* **PROBLEM STATEMENT**
Exactly as they appear, output all of the records. Skip any images.

* **Data entries**
>>>>>
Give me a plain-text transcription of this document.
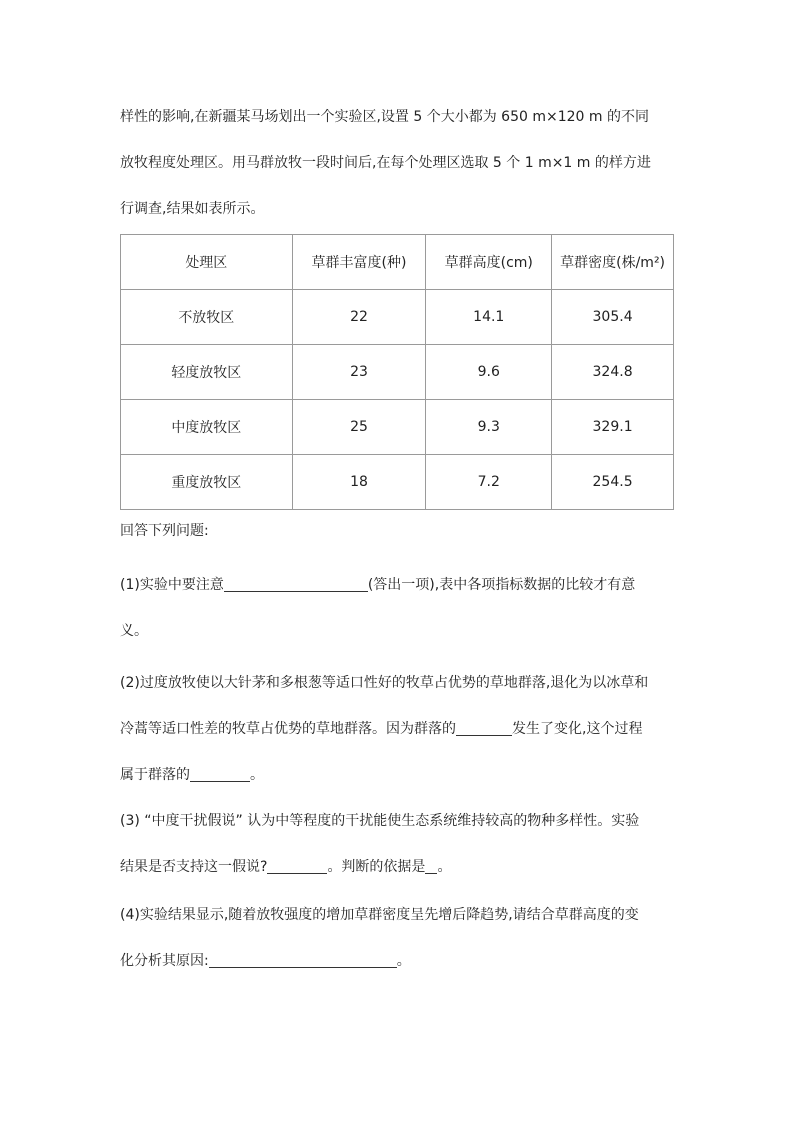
样性的影响,在新疆某马场划出一个实验区,设置 5 个大小都为 650 m×120 m 的不同
放牧程度处理区。用马群放牧一段时间后,在每个处理区选取 5 个 1 m×1 m 的样方进
行调查,结果如表所示。
处理区	草群丰富度(种)	草群高度(cm)	草群密度(株/m²)
不放牧区	22	14.1	305.4
轻度放牧区	23	9.6	324.8
中度放牧区	25	9.3	329.1
重度放牧区	18	7.2	254.5
回答下列问题:
(1)实验中要注意	(答出一项),表中各项指标数据的比较才有意
义。
(2)过度放牧使以大针茅和多根葱等适口性好的牧草占优势的草地群落,退化为以冰草和
冷蒿等适口性差的牧草占优势的草地群落。因为群落的	发生了变化,这个过程
属于群落的	。
(3) “中度干扰假说” 认为中等程度的干扰能使生态系统维持较高的物种多样性。实验
结果是否支持这一假说?	。判断的依据是 。
(4)实验结果显示,随着放牧强度的增加草群密度呈先增后降趋势,请结合草群高度的变
化分析其原因:	。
<<<<<
* **OUTPUT**
Give me a plain-text transcription of this document.
样性的影响,在新疆某马场划出一个实验区,设置 5 个大小都为 650 m×120 m 的不同
放牧程度处理区。用马群放牧一段时间后,在每个处理区选取 5 个 1 m×1 m 的样方进
行调查,结果如表所示。
处理区	草群丰富度(种)	草群高度(cm)	草群密度(株/m²)
不放牧区	22	14.1	305.4
轻度放牧区	23	9.6	324.8
中度放牧区	25	9.3	329.1
重度放牧区	18	7.2	254.5
回答下列问题:
(1)实验中要注意	(答出一项),表中各项指标数据的比较才有意
义。
(2)过度放牧使以大针茅和多根葱等适口性好的牧草占优势的草地群落,退化为以冰草和
冷蒿等适口性差的牧草占优势的草地群落。因为群落的	发生了变化,这个过程
属于群落的	。
(3) “中度干扰假说” 认为中等程度的干扰能使生态系统维持较高的物种多样性。实验
结果是否支持这一假说?	。判断的依据是 。
(4)实验结果显示,随着放牧强度的增加草群密度呈先增后降趋势,请结合草群高度的变
化分析其原因:	。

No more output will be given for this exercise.